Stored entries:

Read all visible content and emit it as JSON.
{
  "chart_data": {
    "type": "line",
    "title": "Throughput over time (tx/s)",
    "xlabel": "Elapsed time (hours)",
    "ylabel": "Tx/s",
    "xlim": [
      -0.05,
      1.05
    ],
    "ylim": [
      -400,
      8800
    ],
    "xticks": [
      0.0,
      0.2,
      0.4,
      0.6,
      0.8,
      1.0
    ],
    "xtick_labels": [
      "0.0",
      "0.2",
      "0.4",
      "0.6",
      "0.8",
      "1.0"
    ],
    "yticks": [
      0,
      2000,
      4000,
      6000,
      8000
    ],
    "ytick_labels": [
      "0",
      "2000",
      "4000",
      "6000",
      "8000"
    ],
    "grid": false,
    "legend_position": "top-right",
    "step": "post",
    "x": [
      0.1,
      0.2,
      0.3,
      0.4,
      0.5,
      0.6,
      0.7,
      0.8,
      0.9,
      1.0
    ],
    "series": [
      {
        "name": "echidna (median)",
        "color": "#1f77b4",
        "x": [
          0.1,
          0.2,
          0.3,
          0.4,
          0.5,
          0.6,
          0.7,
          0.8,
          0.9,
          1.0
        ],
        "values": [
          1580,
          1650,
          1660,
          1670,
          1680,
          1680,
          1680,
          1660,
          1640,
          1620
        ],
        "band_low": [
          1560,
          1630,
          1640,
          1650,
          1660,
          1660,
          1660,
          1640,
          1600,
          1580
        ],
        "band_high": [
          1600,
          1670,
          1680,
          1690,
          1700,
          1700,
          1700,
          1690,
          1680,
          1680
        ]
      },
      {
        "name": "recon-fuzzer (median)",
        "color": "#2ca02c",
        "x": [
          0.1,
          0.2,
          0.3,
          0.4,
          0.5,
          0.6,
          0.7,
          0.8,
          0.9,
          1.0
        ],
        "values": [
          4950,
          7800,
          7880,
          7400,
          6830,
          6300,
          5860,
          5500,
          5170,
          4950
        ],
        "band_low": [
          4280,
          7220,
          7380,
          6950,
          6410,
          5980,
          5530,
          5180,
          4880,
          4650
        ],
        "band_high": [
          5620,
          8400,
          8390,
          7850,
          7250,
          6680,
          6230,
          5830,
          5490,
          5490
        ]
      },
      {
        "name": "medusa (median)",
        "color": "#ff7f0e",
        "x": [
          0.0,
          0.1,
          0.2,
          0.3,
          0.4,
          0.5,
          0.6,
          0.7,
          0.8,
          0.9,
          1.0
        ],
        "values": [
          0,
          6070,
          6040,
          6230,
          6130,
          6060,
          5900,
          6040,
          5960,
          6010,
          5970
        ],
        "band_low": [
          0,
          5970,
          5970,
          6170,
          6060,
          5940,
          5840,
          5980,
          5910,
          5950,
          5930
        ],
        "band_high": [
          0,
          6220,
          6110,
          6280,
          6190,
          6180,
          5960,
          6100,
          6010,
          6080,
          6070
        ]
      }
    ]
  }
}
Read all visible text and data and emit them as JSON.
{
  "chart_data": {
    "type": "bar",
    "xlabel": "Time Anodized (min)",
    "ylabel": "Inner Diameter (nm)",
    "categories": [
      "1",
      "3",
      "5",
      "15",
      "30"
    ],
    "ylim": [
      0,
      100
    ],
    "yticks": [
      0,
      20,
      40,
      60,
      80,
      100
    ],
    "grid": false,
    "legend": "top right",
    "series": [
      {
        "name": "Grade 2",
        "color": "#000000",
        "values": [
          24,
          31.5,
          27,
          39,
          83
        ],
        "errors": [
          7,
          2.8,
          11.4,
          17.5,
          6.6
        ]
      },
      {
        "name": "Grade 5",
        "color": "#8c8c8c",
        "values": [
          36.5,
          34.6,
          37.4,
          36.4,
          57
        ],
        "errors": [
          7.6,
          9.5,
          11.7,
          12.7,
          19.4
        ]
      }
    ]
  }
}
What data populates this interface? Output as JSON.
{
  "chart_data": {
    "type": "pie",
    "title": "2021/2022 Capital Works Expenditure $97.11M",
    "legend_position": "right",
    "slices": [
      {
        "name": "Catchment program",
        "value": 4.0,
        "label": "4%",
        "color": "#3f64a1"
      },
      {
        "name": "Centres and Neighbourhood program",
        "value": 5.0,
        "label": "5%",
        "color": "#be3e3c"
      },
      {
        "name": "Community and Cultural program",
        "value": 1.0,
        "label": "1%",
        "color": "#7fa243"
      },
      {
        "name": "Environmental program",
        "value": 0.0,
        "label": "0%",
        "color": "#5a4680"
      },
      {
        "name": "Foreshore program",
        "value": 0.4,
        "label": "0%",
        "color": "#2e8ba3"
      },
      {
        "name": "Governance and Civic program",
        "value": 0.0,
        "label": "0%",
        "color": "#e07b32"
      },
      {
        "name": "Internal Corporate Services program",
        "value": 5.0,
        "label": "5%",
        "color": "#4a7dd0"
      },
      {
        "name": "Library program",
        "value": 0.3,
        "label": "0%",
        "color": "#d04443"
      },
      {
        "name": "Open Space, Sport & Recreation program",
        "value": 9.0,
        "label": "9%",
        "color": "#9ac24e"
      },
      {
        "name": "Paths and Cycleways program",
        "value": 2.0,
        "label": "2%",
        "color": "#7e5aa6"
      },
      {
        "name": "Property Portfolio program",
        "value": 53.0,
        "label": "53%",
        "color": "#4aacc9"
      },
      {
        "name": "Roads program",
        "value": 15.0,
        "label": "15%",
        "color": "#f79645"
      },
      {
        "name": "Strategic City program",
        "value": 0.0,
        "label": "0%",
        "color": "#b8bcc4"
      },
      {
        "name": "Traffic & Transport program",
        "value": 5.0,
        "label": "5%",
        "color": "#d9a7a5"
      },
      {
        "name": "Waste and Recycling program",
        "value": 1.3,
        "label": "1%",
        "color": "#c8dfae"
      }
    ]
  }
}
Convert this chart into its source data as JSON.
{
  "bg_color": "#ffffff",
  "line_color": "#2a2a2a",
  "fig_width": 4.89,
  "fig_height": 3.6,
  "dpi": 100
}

**Task prompt**
Copy each line from the records above that includes the string "this".

**Task response**
What data populates this interface? Output as JSON.
Convert this chart into its source data as JSON.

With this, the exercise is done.